RECORDS SHOWN:
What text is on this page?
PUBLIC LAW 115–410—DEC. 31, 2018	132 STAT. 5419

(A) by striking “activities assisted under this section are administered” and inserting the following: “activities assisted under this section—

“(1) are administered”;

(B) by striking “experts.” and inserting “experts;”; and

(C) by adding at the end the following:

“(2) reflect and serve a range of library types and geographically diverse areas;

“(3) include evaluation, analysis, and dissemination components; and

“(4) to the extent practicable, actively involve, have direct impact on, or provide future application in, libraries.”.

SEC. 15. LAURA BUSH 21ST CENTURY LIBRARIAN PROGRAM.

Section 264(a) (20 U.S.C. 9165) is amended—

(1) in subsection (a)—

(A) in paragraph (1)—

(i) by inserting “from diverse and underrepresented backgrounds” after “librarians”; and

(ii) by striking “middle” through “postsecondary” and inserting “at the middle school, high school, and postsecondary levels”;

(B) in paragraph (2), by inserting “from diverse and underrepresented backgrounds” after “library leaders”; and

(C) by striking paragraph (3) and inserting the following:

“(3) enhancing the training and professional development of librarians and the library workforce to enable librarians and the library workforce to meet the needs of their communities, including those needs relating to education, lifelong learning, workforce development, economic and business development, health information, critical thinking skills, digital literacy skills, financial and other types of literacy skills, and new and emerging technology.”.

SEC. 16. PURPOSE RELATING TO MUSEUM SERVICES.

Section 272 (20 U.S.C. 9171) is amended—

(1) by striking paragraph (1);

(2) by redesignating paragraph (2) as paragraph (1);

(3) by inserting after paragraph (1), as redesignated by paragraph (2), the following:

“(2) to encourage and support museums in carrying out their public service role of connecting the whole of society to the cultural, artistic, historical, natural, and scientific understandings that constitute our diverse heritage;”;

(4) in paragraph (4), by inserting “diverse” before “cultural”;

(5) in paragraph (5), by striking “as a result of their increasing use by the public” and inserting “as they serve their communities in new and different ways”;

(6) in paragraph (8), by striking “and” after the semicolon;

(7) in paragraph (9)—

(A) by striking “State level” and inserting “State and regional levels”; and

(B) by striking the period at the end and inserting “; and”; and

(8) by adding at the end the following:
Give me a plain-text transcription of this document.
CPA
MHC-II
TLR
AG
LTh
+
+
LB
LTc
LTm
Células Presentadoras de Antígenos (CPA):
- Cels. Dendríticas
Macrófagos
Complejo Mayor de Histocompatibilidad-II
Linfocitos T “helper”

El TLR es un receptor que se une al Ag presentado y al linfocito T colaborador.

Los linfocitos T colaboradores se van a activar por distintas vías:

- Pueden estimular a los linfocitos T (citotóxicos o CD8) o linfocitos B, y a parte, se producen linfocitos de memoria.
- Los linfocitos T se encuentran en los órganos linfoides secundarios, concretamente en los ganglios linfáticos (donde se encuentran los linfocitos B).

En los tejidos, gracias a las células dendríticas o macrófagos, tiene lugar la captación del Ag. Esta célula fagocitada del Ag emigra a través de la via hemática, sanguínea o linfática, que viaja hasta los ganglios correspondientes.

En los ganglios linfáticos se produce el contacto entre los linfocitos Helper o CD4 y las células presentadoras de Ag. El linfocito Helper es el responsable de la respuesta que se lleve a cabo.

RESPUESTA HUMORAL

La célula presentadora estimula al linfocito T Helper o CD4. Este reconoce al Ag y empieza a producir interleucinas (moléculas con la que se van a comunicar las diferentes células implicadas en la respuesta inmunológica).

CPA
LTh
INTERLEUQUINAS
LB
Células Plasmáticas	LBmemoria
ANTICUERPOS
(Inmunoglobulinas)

TASK GOAL: Copy the records above exactly as they appear.

REPLY:
What text is on this page?
PUBLIC LAW 115–410—DEC. 31, 2018	132 STAT. 5419

(A) by striking “activities assisted under this section are administered” and inserting the following: “activities assisted under this section—

“(1) are administered”;

(B) by striking “experts.” and inserting “experts;”; and

(C) by adding at the end the following:

“(2) reflect and serve a range of library types and geographically diverse areas;

“(3) include evaluation, analysis, and dissemination components; and

“(4) to the extent practicable, actively involve, have direct impact on, or provide future application in, libraries.”.

SEC. 15. LAURA BUSH 21ST CENTURY LIBRARIAN PROGRAM.

Section 264(a) (20 U.S.C. 9165) is amended—

(1) in subsection (a)—

(A) in paragraph (1)—

(i) by inserting “from diverse and underrepresented backgrounds” after “librarians”; and

(ii) by striking “middle” through “postsecondary” and inserting “at the middle school, high school, and postsecondary levels”;

(B) in paragraph (2), by inserting “from diverse and underrepresented backgrounds” after “library leaders”; and

(C) by striking paragraph (3) and inserting the following:

“(3) enhancing the training and professional development of librarians and the library workforce to enable librarians and the library workforce to meet the needs of their communities, including those needs relating to education, lifelong learning, workforce development, economic and business development, health information, critical thinking skills, digital literacy skills, financial and other types of literacy skills, and new and emerging technology.”.

SEC. 16. PURPOSE RELATING TO MUSEUM SERVICES.

Section 272 (20 U.S.C. 9171) is amended—

(1) by striking paragraph (1);

(2) by redesignating paragraph (2) as paragraph (1);

(3) by inserting after paragraph (1), as redesignated by paragraph (2), the following:

“(2) to encourage and support museums in carrying out their public service role of connecting the whole of society to the cultural, artistic, historical, natural, and scientific understandings that constitute our diverse heritage;”;

(4) in paragraph (4), by inserting “diverse” before “cultural”;

(5) in paragraph (5), by striking “as a result of their increasing use by the public” and inserting “as they serve their communities in new and different ways”;

(6) in paragraph (8), by striking “and” after the semicolon;

(7) in paragraph (9)—

(A) by striking “State level” and inserting “State and regional levels”; and

(B) by striking the period at the end and inserting “; and”; and

(8) by adding at the end the following:
Give me a plain-text transcription of this document.
CPA
MHC-II
TLR
AG
LTh
+
+
LB
LTc
LTm
Células Presentadoras de Antígenos (CPA):
- Cels. Dendríticas
Macrófagos
Complejo Mayor de Histocompatibilidad-II
Linfocitos T “helper”

El TLR es un receptor que se une al Ag presentado y al linfocito T colaborador.

Los linfocitos T colaboradores se van a activar por distintas vías:

- Pueden estimular a los linfocitos T (citotóxicos o CD8) o linfocitos B, y a parte, se producen linfocitos de memoria.
- Los linfocitos T se encuentran en los órganos linfoides secundarios, concretamente en los ganglios linfáticos (donde se encuentran los linfocitos B).

En los tejidos, gracias a las células dendríticas o macrófagos, tiene lugar la captación del Ag. Esta célula fagocitada del Ag emigra a través de la via hemática, sanguínea o linfática, que viaja hasta los ganglios correspondientes.

En los ganglios linfáticos se produce el contacto entre los linfocitos Helper o CD4 y las células presentadoras de Ag. El linfocito Helper es el responsable de la respuesta que se lleve a cabo.

RESPUESTA HUMORAL

La célula presentadora estimula al linfocito T Helper o CD4. Este reconoce al Ag y empieza a producir interleucinas (moléculas con la que se van a comunicar las diferentes células implicadas en la respuesta inmunológica).

CPA
LTh
INTERLEUQUINAS
LB
Células Plasmáticas	LBmemoria
ANTICUERPOS
(Inmunoglobulinas)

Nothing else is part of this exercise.